----- RECORDS FOR THIS TASK -----
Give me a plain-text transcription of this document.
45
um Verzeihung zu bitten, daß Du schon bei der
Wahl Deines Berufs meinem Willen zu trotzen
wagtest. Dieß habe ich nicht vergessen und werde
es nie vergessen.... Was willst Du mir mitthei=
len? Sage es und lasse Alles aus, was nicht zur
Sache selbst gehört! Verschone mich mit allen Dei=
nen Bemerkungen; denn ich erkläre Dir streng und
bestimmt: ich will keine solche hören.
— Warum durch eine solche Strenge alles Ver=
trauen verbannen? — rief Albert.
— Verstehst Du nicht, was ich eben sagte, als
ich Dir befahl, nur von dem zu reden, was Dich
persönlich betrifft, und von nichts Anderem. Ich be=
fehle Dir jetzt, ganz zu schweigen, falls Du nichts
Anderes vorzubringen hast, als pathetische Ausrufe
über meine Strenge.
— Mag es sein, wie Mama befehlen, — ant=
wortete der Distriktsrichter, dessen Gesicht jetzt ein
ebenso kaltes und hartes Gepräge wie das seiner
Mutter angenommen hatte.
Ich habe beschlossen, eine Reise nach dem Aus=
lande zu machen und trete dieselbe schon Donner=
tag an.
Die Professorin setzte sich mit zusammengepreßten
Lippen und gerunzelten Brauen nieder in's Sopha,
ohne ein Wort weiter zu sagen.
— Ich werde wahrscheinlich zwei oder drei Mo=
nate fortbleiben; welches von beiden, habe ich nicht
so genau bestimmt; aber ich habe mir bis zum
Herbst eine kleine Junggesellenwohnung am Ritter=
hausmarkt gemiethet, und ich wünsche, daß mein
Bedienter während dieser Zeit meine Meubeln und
-----
### THE PROBLEM
Note every line in the material with "solche" and copy it.

### TASK RESULT
bestimmt: ich will keine solche hören.
— Warum durch eine solche Strenge alles Ver=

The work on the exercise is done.